▶ To do: Wherever the string "国际电工委员会" appears, copy the whole line.

(Extracted data entries)
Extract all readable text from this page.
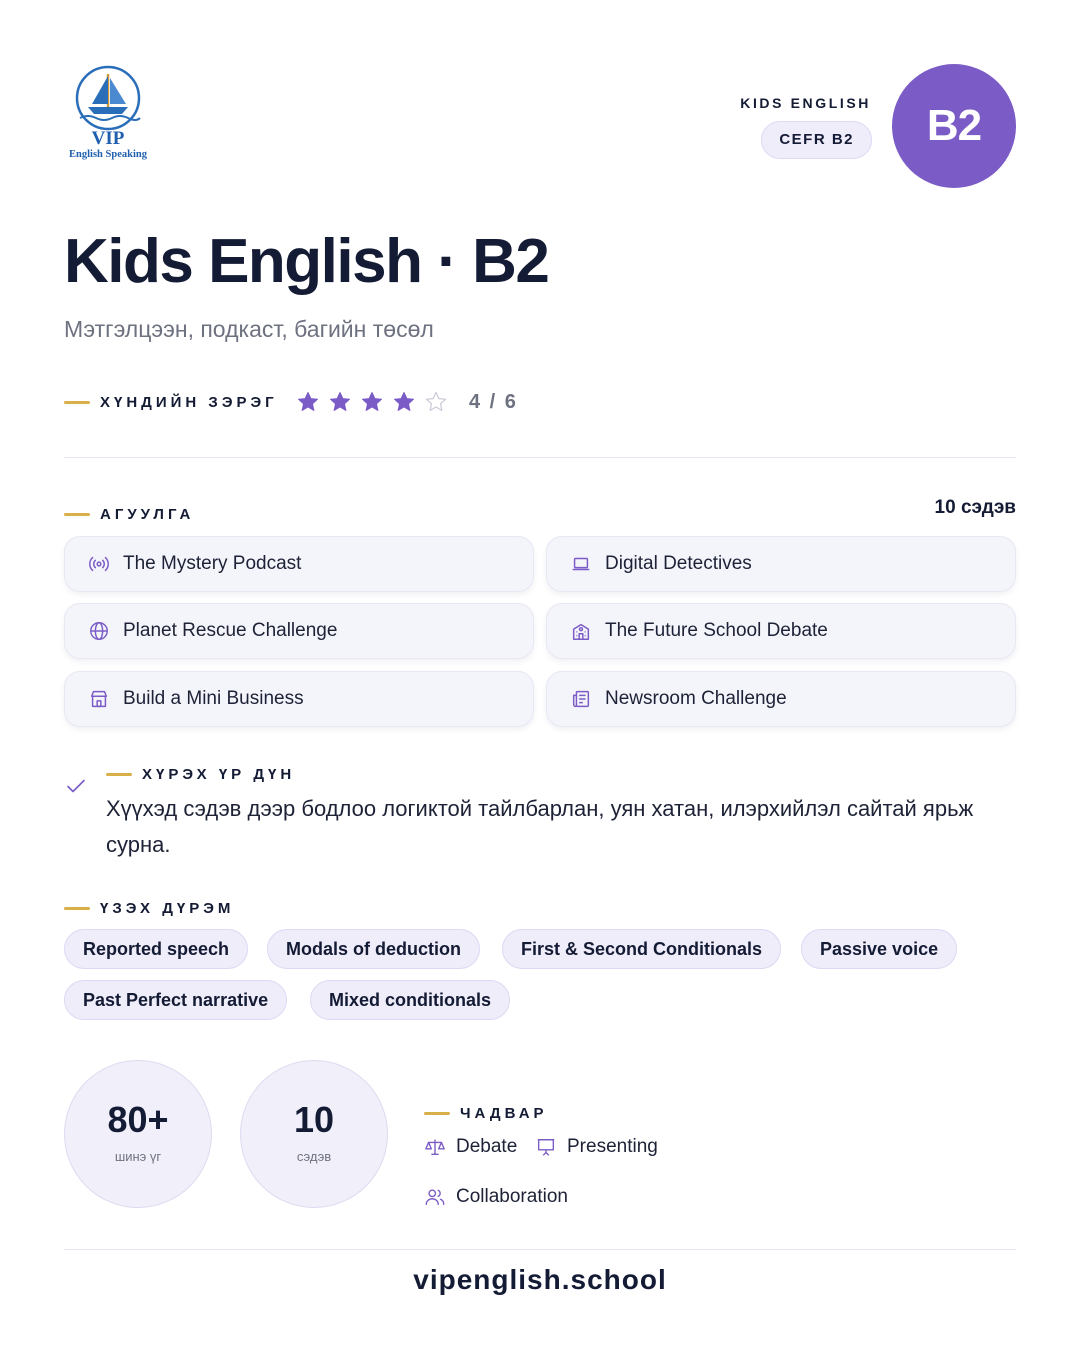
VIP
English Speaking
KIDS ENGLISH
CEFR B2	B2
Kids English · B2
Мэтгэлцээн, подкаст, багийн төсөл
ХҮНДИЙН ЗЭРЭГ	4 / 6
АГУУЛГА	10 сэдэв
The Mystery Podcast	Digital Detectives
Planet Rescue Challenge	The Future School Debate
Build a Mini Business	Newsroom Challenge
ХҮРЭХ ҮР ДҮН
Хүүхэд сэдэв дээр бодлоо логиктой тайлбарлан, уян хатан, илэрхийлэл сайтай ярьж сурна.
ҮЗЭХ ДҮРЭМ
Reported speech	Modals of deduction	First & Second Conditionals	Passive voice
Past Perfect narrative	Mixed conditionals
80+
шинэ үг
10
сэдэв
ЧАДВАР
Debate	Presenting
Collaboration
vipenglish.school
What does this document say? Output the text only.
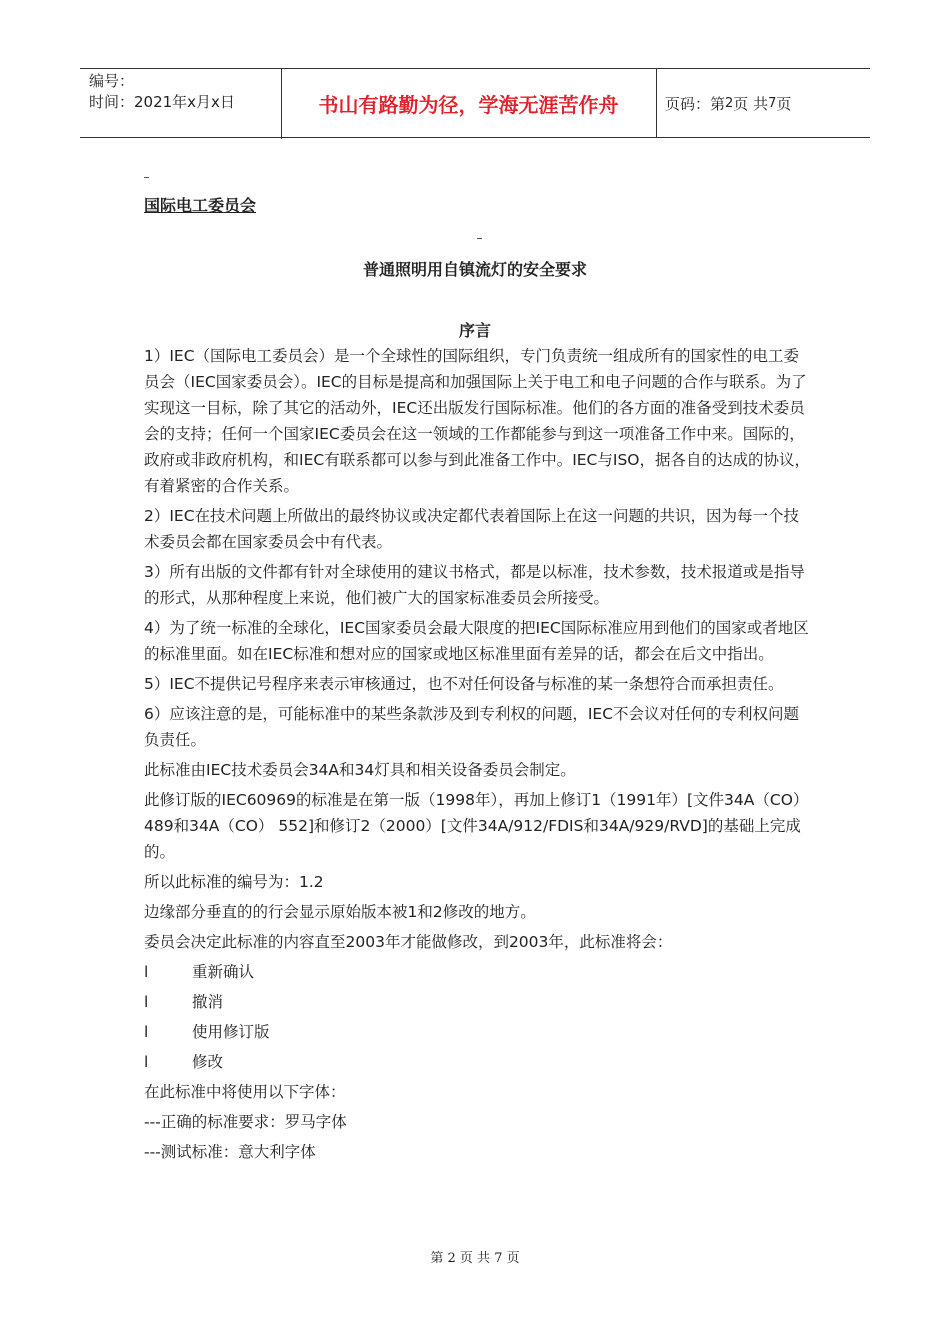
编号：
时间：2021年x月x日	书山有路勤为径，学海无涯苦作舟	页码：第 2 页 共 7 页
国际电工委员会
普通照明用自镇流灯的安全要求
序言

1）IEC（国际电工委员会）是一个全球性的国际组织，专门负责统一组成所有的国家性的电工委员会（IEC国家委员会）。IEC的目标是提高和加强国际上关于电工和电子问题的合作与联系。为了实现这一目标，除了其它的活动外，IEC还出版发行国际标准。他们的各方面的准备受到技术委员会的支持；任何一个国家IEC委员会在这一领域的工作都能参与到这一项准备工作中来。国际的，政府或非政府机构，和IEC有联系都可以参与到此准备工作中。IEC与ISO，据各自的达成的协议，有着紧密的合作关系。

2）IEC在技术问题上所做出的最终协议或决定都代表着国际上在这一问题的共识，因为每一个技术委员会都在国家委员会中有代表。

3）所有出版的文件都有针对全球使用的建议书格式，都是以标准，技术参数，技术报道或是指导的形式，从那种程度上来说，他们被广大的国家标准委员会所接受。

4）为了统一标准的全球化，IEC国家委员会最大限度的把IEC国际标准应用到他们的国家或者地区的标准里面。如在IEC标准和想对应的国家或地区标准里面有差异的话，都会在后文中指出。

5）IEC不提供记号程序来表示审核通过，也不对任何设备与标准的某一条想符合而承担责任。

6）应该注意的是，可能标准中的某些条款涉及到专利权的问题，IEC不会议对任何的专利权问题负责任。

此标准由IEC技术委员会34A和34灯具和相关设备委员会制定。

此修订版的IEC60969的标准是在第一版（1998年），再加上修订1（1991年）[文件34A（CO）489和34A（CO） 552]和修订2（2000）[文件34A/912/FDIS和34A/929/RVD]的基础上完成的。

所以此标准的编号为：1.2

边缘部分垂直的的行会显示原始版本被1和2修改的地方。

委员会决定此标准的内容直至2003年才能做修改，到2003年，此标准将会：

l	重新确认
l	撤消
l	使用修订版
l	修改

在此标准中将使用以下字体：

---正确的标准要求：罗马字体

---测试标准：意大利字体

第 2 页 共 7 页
* * *
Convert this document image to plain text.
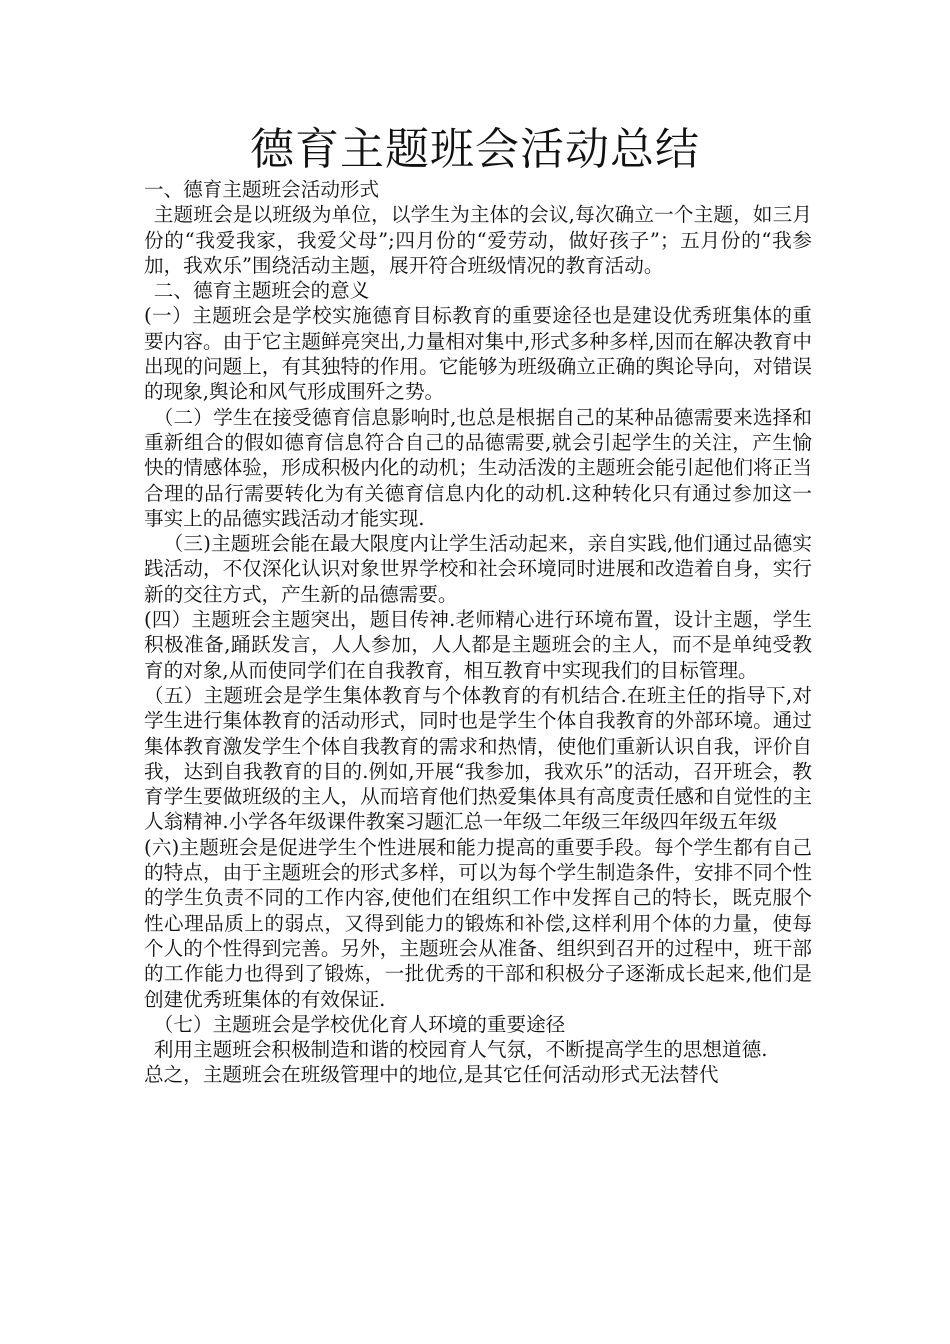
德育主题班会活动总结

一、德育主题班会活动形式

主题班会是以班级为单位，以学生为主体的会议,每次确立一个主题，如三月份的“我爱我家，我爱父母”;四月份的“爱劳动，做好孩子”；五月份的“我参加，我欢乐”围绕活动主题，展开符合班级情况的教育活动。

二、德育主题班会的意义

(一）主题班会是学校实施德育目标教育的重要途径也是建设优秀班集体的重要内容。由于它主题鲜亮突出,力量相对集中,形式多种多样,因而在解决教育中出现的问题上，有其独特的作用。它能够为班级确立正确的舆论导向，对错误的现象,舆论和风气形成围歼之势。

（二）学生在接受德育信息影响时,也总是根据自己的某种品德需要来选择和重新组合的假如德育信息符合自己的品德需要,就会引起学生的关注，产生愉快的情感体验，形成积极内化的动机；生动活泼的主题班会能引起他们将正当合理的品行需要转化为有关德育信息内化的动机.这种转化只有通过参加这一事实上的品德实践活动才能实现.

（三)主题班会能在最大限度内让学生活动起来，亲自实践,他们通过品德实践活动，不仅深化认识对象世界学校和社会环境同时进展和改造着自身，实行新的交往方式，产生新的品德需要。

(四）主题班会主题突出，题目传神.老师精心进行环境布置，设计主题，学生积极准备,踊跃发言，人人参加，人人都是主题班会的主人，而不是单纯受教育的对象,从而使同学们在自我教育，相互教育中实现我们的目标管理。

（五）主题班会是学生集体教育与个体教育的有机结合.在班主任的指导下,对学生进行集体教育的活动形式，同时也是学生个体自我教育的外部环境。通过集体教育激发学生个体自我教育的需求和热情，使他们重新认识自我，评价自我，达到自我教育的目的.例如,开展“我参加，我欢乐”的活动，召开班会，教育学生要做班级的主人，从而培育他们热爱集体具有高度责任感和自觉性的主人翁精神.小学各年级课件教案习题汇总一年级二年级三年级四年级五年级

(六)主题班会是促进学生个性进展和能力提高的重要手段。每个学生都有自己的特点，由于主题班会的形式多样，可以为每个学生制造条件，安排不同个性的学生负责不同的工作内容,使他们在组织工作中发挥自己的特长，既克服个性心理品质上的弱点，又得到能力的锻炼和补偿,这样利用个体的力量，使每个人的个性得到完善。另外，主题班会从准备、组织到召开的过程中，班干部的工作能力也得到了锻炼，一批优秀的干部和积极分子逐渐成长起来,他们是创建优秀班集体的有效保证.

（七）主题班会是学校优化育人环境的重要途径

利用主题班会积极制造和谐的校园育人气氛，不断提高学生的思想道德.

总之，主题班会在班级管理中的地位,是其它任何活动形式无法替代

▶ Final answer:
国际电工委员会
1）IEC（国际电工委员会）是一个全球性的国际组织，专门负责统一组成所有的国家性的电工委员会（IEC国家委员会）。IEC的目标是提高和加强国际上关于电工和电子问题的合作与联系。为了实现这一目标，除了其它的活动外，IEC还出版发行国际标准。他们的各方面的准备受到技术委员会的支持；任何一个国家IEC委员会在这一领域的工作都能参与到这一项准备工作中来。国际的，政府或非政府机构，和IEC有联系都可以参与到此准备工作中。IEC与ISO，据各自的达成的协议，有着紧密的合作关系。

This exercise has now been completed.